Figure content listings
_ _ _ _ _

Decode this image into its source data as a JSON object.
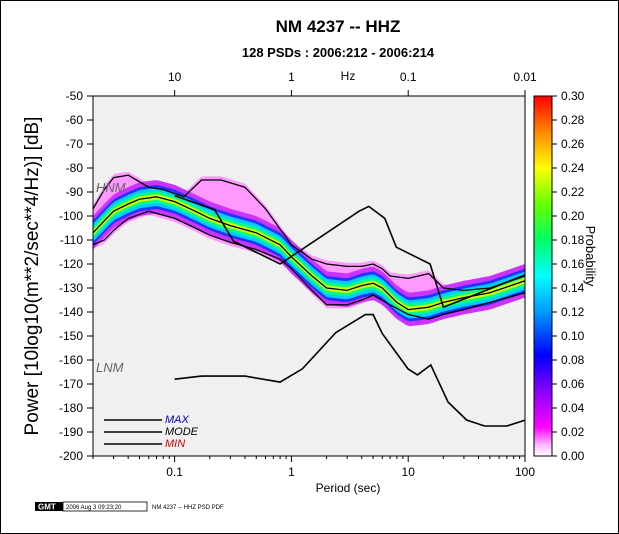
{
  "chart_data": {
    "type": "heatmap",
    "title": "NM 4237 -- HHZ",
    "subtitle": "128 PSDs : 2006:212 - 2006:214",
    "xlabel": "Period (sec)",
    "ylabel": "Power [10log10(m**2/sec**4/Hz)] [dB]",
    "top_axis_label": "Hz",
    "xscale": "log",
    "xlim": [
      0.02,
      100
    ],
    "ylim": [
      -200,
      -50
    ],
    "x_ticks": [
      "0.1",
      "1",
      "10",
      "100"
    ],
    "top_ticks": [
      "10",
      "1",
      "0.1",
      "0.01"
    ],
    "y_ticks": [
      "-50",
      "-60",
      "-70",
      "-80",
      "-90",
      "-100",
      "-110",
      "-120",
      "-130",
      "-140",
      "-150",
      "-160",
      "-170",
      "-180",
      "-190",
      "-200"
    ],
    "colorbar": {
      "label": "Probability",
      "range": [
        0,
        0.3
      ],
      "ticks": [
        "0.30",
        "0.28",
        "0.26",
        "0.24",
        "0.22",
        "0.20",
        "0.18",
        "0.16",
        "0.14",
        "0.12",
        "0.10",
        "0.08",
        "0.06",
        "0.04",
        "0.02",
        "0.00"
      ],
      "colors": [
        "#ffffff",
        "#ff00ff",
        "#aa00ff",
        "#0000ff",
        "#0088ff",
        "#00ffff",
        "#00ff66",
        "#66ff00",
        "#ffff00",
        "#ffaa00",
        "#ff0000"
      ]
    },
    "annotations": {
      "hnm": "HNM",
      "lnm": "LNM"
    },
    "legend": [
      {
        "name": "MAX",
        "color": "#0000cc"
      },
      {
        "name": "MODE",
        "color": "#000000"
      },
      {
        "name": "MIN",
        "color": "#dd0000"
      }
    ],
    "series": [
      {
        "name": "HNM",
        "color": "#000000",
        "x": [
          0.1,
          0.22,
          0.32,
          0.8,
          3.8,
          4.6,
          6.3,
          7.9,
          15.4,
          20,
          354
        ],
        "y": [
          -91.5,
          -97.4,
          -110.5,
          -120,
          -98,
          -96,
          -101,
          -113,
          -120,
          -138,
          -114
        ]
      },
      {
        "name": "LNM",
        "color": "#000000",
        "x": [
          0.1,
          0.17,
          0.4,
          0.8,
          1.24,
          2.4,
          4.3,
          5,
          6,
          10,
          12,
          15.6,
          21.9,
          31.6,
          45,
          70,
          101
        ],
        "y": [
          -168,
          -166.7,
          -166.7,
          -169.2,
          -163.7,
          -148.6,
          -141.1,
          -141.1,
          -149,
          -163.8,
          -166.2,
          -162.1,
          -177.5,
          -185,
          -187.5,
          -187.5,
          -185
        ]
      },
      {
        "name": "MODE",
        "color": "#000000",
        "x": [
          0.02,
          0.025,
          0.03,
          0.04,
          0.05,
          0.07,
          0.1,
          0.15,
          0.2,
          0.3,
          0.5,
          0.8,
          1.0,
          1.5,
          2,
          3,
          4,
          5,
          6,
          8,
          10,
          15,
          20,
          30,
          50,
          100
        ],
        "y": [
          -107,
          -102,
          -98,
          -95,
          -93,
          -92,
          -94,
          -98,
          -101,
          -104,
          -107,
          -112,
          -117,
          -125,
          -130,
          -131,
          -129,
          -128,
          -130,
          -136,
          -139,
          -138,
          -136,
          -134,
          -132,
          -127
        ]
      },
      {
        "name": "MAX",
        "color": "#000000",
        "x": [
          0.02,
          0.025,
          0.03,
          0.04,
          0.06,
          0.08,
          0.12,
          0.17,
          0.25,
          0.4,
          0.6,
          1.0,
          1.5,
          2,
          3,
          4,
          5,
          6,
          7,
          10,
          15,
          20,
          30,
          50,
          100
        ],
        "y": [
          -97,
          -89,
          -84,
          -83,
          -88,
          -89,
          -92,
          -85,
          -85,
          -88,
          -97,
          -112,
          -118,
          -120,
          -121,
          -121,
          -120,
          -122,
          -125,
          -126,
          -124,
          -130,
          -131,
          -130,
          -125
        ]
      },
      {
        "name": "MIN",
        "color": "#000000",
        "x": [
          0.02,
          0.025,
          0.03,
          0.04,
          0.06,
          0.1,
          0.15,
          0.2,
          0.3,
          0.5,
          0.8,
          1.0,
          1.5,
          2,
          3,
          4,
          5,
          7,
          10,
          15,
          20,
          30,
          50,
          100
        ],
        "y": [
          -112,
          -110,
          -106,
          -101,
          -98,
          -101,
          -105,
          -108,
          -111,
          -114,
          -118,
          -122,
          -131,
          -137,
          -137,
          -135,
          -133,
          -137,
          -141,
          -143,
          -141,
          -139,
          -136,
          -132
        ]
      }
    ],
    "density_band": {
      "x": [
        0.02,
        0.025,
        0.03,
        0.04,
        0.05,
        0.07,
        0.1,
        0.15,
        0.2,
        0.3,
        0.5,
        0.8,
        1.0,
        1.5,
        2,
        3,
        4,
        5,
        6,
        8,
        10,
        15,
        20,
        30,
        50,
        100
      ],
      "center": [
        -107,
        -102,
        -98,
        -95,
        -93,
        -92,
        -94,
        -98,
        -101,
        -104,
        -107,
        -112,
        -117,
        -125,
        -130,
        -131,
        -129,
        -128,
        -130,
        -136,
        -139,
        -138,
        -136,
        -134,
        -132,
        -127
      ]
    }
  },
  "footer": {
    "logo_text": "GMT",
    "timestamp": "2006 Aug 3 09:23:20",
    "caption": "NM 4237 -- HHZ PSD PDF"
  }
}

_ _ _ _ _

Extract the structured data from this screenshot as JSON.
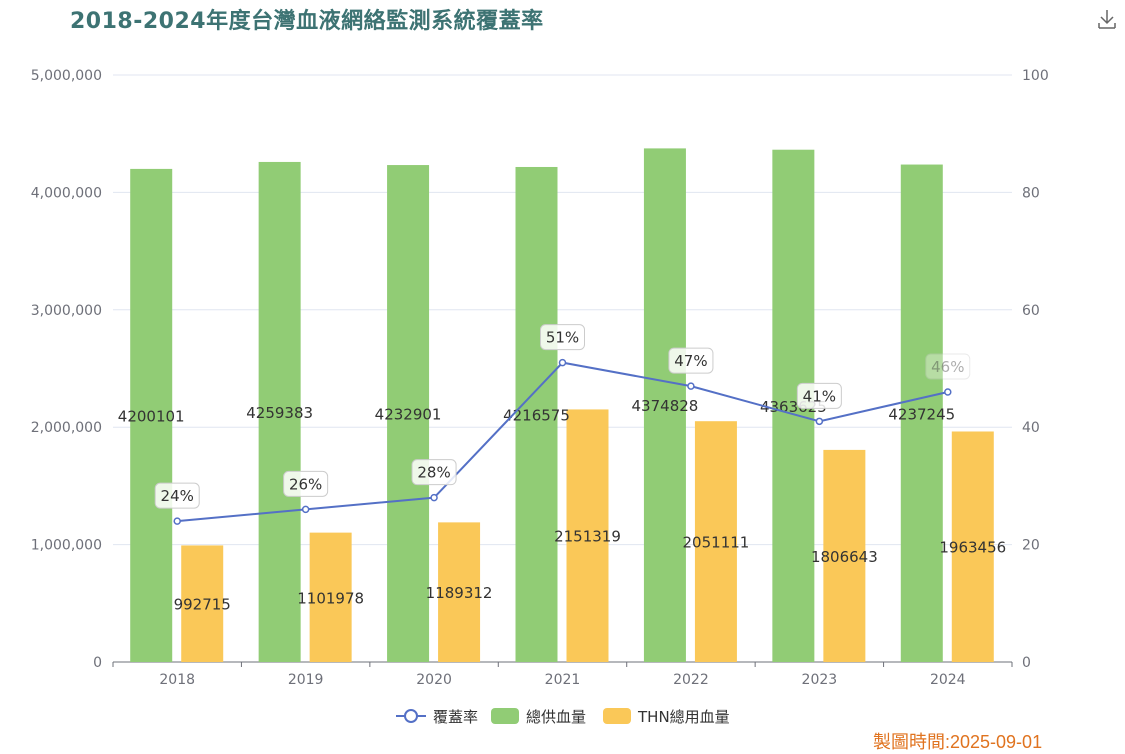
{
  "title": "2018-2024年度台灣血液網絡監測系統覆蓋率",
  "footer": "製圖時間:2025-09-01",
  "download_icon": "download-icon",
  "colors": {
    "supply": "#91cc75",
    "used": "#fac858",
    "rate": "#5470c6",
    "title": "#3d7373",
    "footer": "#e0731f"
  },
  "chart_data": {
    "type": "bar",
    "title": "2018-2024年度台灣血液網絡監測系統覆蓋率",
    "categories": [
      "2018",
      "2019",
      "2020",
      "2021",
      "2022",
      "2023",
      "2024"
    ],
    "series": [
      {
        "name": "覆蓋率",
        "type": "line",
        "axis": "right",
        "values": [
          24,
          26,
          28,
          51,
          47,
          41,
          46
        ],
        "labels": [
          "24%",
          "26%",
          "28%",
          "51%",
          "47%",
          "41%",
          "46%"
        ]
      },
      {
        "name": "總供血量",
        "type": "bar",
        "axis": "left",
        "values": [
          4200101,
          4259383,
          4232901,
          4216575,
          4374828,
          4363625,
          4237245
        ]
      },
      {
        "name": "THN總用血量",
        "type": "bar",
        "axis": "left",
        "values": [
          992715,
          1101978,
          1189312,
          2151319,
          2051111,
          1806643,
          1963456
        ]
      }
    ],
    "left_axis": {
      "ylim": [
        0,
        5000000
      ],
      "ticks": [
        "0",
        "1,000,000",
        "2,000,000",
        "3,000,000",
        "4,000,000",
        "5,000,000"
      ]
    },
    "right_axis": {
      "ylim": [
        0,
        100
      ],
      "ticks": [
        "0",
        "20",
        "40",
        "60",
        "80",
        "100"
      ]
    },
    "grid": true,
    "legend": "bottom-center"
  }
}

_ _ _ _ _

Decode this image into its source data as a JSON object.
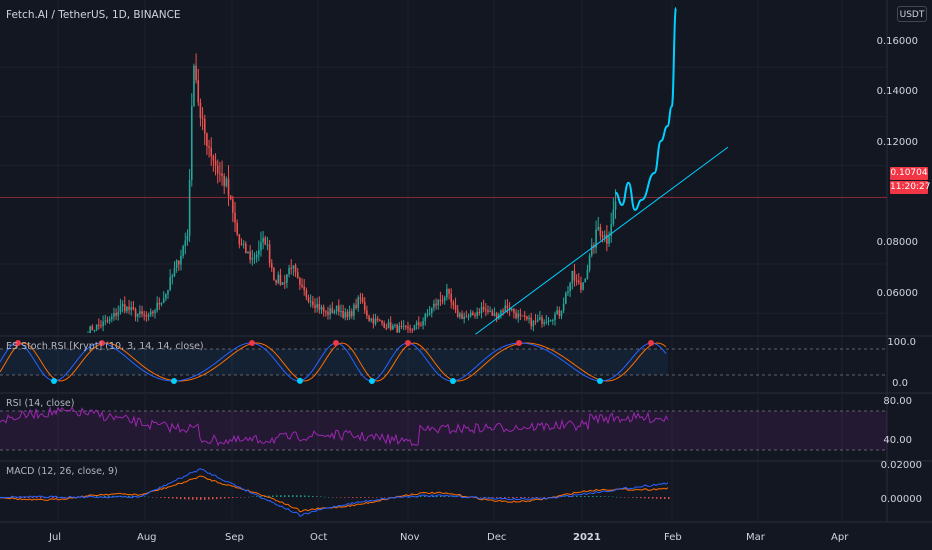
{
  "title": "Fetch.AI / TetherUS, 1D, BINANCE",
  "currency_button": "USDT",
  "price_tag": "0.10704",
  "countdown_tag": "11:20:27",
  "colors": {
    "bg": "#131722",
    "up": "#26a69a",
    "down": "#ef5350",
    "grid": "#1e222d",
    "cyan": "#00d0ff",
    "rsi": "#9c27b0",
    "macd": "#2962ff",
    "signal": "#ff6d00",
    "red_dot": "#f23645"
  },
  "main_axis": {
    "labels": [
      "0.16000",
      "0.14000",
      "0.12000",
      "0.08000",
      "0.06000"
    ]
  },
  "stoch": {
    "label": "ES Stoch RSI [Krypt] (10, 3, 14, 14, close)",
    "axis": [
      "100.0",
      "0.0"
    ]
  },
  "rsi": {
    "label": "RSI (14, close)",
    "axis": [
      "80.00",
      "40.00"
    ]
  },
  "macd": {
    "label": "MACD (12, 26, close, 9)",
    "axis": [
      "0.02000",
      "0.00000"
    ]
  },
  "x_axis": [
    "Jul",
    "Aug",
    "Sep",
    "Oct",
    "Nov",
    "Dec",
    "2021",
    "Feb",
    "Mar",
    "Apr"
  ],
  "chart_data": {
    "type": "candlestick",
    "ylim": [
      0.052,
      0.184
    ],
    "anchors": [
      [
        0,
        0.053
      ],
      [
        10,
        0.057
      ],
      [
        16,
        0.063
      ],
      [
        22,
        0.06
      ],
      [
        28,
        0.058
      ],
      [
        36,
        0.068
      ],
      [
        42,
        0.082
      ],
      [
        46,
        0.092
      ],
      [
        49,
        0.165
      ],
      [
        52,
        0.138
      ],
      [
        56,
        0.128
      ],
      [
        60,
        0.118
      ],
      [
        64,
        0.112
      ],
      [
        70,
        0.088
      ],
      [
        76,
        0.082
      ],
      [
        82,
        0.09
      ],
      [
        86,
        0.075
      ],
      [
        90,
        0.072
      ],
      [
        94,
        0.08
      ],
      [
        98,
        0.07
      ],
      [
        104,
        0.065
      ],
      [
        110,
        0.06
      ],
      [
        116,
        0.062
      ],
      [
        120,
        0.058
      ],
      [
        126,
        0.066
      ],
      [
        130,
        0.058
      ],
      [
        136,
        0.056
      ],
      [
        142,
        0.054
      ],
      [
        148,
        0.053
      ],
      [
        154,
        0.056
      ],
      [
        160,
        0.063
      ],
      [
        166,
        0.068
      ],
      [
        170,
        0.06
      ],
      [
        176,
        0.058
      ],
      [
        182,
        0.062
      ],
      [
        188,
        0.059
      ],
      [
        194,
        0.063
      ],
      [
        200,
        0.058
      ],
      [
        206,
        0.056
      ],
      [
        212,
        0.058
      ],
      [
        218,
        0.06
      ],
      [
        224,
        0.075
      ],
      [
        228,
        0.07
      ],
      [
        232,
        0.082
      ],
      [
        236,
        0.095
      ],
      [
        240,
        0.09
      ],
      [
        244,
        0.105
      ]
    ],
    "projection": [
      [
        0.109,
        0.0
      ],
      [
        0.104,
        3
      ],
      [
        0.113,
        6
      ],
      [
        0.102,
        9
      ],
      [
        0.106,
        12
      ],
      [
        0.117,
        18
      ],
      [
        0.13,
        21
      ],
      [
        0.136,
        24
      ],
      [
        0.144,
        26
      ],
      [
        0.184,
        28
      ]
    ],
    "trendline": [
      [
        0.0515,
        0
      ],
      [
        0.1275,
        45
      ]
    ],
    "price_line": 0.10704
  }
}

_ _ _ _ _

Search the lines above for the string "name" and copy each line that has it.

→ **Correct response**
        "name": "MAX",
        "name": "MODE",
        "name": "MIN",
        "name": "HNM",
        "name": "LNM",
        "name": "MODE",
        "name": "MAX",
        "name": "MIN",
        "name": "覆蓋率",
        "name": "總供血量",
        "name": "THN總用血量",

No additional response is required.